WHAT YOU WILL DO:
Below is a listing. Gather each line of it that contains "JSON".

DATA TO PROCESS:
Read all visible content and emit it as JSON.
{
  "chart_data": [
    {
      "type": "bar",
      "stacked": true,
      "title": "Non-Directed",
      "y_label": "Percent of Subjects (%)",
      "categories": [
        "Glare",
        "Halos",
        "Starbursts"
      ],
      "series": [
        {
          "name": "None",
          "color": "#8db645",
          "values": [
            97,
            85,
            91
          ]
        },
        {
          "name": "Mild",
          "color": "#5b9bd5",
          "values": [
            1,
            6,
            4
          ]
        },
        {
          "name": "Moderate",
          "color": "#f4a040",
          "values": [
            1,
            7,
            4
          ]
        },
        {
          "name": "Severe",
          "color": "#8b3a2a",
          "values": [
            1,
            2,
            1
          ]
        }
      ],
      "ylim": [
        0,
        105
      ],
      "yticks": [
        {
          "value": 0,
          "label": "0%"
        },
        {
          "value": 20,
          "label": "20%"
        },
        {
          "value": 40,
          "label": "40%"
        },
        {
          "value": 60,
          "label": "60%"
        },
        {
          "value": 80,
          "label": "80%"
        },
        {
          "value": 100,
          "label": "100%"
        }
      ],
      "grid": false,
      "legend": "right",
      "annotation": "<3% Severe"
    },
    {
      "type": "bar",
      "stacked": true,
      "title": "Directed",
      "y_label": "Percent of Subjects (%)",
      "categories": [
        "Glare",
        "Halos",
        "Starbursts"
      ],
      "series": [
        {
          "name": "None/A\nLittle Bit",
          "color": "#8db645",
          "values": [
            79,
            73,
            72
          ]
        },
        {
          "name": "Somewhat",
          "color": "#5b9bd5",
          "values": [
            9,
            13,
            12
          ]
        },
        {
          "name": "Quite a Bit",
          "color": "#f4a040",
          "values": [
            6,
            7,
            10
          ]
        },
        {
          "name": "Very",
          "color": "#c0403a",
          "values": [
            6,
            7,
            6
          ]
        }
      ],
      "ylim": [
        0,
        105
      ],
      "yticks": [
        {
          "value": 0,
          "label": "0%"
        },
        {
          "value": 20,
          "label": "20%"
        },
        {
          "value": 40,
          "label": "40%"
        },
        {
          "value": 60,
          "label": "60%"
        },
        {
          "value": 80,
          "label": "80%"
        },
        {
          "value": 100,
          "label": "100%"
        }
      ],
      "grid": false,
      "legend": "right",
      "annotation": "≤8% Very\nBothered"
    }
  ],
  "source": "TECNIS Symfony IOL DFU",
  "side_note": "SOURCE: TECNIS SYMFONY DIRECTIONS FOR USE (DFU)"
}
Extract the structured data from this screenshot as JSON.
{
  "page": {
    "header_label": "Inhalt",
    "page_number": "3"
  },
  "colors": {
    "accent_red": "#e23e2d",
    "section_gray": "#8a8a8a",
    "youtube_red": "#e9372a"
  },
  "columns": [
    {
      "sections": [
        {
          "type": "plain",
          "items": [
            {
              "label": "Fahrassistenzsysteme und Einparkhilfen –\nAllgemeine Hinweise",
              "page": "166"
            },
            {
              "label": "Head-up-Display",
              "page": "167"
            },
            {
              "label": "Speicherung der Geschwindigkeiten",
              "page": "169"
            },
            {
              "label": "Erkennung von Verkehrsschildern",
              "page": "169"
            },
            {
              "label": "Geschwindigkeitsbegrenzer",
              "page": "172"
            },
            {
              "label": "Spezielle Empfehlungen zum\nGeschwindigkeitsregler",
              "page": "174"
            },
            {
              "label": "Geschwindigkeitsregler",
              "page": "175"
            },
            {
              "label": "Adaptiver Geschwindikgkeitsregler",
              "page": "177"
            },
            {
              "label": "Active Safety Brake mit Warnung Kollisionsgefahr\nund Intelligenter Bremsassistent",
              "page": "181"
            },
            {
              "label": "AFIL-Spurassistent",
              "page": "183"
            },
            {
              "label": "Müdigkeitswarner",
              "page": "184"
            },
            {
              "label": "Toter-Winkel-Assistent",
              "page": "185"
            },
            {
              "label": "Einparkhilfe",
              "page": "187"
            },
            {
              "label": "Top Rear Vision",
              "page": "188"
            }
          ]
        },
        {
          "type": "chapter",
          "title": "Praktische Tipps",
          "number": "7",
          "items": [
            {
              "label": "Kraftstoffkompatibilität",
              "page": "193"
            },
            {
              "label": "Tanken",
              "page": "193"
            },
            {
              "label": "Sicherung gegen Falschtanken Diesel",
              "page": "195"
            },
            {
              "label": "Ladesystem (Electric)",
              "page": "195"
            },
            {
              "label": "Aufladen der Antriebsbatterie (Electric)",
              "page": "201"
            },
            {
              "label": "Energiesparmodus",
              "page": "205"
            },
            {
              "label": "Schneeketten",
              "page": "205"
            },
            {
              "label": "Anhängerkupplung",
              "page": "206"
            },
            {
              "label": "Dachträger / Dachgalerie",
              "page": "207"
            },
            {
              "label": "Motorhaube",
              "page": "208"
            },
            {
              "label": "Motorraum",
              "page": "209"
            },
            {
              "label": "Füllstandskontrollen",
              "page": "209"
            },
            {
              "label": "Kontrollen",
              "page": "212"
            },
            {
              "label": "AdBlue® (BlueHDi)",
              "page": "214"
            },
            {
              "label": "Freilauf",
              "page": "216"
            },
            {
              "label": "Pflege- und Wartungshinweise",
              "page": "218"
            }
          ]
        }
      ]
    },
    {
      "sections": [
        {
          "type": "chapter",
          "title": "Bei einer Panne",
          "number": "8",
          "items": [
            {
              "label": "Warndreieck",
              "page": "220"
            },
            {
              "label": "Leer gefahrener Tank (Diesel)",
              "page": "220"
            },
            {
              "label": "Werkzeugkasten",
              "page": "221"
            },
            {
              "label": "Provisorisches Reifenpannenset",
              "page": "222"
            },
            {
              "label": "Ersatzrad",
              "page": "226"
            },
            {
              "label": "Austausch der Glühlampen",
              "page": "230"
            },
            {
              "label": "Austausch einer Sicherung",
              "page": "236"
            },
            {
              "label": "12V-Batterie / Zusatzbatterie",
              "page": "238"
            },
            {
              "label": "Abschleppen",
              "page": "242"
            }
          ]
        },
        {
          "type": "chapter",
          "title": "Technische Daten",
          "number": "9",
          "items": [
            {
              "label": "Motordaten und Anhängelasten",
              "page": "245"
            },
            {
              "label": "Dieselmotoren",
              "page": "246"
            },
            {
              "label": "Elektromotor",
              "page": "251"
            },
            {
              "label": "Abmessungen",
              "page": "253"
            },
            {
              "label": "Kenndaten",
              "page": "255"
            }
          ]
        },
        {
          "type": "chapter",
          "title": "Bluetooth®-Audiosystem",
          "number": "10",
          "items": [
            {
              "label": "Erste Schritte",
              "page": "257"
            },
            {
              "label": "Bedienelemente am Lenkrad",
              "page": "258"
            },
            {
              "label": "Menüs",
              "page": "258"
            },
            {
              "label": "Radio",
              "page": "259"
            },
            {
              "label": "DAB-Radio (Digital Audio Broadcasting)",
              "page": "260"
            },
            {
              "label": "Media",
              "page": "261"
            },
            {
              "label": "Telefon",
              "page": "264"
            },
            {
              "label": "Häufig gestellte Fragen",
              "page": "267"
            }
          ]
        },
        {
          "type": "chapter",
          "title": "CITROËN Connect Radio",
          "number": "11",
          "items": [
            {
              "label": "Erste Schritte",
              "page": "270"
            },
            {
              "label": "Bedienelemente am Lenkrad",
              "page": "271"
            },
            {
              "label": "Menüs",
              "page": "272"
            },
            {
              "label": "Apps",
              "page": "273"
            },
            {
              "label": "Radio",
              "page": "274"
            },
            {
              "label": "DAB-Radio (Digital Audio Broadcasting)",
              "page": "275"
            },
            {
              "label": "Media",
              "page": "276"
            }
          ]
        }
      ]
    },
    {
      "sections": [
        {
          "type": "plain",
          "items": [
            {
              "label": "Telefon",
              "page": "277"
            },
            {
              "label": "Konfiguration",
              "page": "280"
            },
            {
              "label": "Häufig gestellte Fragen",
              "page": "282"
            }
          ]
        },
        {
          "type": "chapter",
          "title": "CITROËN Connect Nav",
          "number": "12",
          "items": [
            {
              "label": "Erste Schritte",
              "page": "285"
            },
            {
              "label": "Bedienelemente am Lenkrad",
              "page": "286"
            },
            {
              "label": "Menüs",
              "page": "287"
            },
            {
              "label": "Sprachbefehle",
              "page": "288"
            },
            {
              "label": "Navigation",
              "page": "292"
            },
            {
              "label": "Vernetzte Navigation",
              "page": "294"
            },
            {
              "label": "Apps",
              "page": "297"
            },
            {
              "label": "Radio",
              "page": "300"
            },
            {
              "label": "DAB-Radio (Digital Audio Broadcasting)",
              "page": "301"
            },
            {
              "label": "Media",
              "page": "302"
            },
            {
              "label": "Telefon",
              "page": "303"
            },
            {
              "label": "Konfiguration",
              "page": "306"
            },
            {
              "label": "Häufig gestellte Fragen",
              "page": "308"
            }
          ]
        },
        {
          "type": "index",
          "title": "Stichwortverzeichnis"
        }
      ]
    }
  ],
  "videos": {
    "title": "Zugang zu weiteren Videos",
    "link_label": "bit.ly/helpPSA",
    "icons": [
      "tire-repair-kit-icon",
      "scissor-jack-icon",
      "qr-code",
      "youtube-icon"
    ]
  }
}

RESPONSE TO THIS TASK:
Read all visible content and emit it as JSON.
Extract the structured data from this screenshot as JSON.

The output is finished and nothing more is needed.